Reproduce each line of the material precisely.
>> BEGIN
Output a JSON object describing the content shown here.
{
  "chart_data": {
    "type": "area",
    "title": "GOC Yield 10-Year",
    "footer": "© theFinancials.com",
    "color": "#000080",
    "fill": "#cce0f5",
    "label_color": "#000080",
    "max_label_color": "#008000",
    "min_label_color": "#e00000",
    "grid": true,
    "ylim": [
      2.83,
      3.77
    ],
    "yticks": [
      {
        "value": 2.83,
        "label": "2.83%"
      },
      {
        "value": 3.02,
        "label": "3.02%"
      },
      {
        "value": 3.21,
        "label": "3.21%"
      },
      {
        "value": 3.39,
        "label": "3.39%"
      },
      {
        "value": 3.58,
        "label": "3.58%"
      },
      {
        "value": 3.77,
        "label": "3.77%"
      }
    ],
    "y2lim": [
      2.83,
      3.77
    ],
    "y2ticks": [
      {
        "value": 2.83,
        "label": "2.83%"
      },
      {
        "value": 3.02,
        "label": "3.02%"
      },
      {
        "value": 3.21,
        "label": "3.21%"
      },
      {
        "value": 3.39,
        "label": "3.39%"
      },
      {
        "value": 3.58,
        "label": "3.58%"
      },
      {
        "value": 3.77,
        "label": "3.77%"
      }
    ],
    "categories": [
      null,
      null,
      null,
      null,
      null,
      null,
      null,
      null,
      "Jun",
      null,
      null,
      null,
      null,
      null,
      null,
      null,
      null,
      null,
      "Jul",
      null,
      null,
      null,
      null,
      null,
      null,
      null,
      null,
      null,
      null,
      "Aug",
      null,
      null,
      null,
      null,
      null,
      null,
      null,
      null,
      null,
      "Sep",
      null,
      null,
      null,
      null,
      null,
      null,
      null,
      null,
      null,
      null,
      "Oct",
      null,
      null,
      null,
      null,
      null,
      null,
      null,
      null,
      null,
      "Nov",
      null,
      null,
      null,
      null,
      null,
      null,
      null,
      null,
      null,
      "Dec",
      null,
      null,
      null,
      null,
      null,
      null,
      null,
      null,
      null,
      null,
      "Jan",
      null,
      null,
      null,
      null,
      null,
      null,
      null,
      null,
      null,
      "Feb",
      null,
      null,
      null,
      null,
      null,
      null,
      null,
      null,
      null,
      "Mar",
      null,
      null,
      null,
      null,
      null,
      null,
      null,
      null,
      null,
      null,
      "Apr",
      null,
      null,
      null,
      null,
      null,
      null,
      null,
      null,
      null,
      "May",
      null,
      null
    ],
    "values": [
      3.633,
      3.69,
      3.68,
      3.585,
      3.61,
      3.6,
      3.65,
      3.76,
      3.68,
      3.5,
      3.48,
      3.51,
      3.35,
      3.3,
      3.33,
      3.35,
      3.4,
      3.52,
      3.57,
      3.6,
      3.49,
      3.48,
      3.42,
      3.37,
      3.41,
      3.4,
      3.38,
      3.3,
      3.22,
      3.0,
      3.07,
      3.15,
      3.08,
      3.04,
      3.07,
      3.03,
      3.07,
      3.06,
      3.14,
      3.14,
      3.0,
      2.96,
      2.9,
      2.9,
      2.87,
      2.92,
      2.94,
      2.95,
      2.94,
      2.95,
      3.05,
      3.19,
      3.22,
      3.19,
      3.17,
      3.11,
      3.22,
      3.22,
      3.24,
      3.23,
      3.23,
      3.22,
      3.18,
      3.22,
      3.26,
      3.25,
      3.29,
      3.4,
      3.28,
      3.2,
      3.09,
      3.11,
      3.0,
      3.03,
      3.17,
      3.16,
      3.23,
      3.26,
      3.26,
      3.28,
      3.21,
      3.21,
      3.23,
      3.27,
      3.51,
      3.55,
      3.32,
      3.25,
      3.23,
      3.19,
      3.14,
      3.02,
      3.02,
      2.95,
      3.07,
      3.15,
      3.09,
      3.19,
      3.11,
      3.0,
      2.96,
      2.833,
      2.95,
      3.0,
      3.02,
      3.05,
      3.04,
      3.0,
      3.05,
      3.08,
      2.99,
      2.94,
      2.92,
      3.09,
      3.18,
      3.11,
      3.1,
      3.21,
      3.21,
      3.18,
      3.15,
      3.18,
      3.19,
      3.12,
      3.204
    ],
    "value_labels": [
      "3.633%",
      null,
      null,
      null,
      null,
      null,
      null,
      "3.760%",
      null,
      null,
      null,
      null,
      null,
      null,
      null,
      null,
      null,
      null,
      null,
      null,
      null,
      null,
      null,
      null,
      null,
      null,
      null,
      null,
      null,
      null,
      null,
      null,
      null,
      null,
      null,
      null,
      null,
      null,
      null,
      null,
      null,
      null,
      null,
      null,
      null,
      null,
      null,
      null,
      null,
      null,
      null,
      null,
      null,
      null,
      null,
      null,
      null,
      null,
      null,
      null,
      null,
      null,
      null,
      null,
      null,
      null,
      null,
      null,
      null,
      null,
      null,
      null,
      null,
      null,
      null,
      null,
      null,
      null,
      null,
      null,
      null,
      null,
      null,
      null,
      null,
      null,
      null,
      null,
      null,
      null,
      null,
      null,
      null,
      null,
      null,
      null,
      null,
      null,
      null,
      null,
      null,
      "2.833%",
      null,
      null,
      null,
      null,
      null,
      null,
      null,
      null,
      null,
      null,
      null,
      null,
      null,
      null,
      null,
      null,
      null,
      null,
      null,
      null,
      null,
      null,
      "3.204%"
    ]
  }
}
>> END
▶ Full solution:
Output a JSON object describing the content shown here.
{
  "chart_data": {
    "type": "area",
    "title": "GOC Yield 10-Year",
    "footer": "© theFinancials.com",
    "color": "#000080",
    "fill": "#cce0f5",
    "label_color": "#000080",
    "max_label_color": "#008000",
    "min_label_color": "#e00000",
    "grid": true,
    "ylim": [
      2.83,
      3.77
    ],
    "yticks": [
      {
        "value": 2.83,
        "label": "2.83%"
      },
      {
        "value": 3.02,
        "label": "3.02%"
      },
      {
        "value": 3.21,
        "label": "3.21%"
      },
      {
        "value": 3.39,
        "label": "3.39%"
      },
      {
        "value": 3.58,
        "label": "3.58%"
      },
      {
        "value": 3.77,
        "label": "3.77%"
      }
    ],
    "y2lim": [
      2.83,
      3.77
    ],
    "y2ticks": [
      {
        "value": 2.83,
        "label": "2.83%"
      },
      {
        "value": 3.02,
        "label": "3.02%"
      },
      {
        "value": 3.21,
        "label": "3.21%"
      },
      {
        "value": 3.39,
        "label": "3.39%"
      },
      {
        "value": 3.58,
        "label": "3.58%"
      },
      {
        "value": 3.77,
        "label": "3.77%"
      }
    ],
    "categories": [
      null,
      null,
      null,
      null,
      null,
      null,
      null,
      null,
      "Jun",
      null,
      null,
      null,
      null,
      null,
      null,
      null,
      null,
      null,
      "Jul",
      null,
      null,
      null,
      null,
      null,
      null,
      null,
      null,
      null,
      null,
      "Aug",
      null,
      null,
      null,
      null,
      null,
      null,
      null,
      null,
      null,
      "Sep",
      null,
      null,
      null,
      null,
      null,
      null,
      null,
      null,
      null,
      null,
      "Oct",
      null,
      null,
      null,
      null,
      null,
      null,
      null,
      null,
      null,
      "Nov",
      null,
      null,
      null,
      null,
      null,
      null,
      null,
      null,
      null,
      "Dec",
      null,
      null,
      null,
      null,
      null,
      null,
      null,
      null,
      null,
      null,
      "Jan",
      null,
      null,
      null,
      null,
      null,
      null,
      null,
      null,
      null,
      "Feb",
      null,
      null,
      null,
      null,
      null,
      null,
      null,
      null,
      null,
      "Mar",
      null,
      null,
      null,
      null,
      null,
      null,
      null,
      null,
      null,
      null,
      "Apr",
      null,
      null,
      null,
      null,
      null,
      null,
      null,
      null,
      null,
      "May",
      null,
      null
    ],
    "values": [
      3.633,
      3.69,
      3.68,
      3.585,
      3.61,
      3.6,
      3.65,
      3.76,
      3.68,
      3.5,
      3.48,
      3.51,
      3.35,
      3.3,
      3.33,
      3.35,
      3.4,
      3.52,
      3.57,
      3.6,
      3.49,
      3.48,
      3.42,
      3.37,
      3.41,
      3.4,
      3.38,
      3.3,
      3.22,
      3.0,
      3.07,
      3.15,
      3.08,
      3.04,
      3.07,
      3.03,
      3.07,
      3.06,
      3.14,
      3.14,
      3.0,
      2.96,
      2.9,
      2.9,
      2.87,
      2.92,
      2.94,
      2.95,
      2.94,
      2.95,
      3.05,
      3.19,
      3.22,
      3.19,
      3.17,
      3.11,
      3.22,
      3.22,
      3.24,
      3.23,
      3.23,
      3.22,
      3.18,
      3.22,
      3.26,
      3.25,
      3.29,
      3.4,
      3.28,
      3.2,
      3.09,
      3.11,
      3.0,
      3.03,
      3.17,
      3.16,
      3.23,
      3.26,
      3.26,
      3.28,
      3.21,
      3.21,
      3.23,
      3.27,
      3.51,
      3.55,
      3.32,
      3.25,
      3.23,
      3.19,
      3.14,
      3.02,
      3.02,
      2.95,
      3.07,
      3.15,
      3.09,
      3.19,
      3.11,
      3.0,
      2.96,
      2.833,
      2.95,
      3.0,
      3.02,
      3.05,
      3.04,
      3.0,
      3.05,
      3.08,
      2.99,
      2.94,
      2.92,
      3.09,
      3.18,
      3.11,
      3.1,
      3.21,
      3.21,
      3.18,
      3.15,
      3.18,
      3.19,
      3.12,
      3.204
    ],
    "value_labels": [
      "3.633%",
      null,
      null,
      null,
      null,
      null,
      null,
      "3.760%",
      null,
      null,
      null,
      null,
      null,
      null,
      null,
      null,
      null,
      null,
      null,
      null,
      null,
      null,
      null,
      null,
      null,
      null,
      null,
      null,
      null,
      null,
      null,
      null,
      null,
      null,
      null,
      null,
      null,
      null,
      null,
      null,
      null,
      null,
      null,
      null,
      null,
      null,
      null,
      null,
      null,
      null,
      null,
      null,
      null,
      null,
      null,
      null,
      null,
      null,
      null,
      null,
      null,
      null,
      null,
      null,
      null,
      null,
      null,
      null,
      null,
      null,
      null,
      null,
      null,
      null,
      null,
      null,
      null,
      null,
      null,
      null,
      null,
      null,
      null,
      null,
      null,
      null,
      null,
      null,
      null,
      null,
      null,
      null,
      null,
      null,
      null,
      null,
      null,
      null,
      null,
      null,
      null,
      "2.833%",
      null,
      null,
      null,
      null,
      null,
      null,
      null,
      null,
      null,
      null,
      null,
      null,
      null,
      null,
      null,
      null,
      null,
      null,
      null,
      null,
      null,
      null,
      "3.204%"
    ]
  }
}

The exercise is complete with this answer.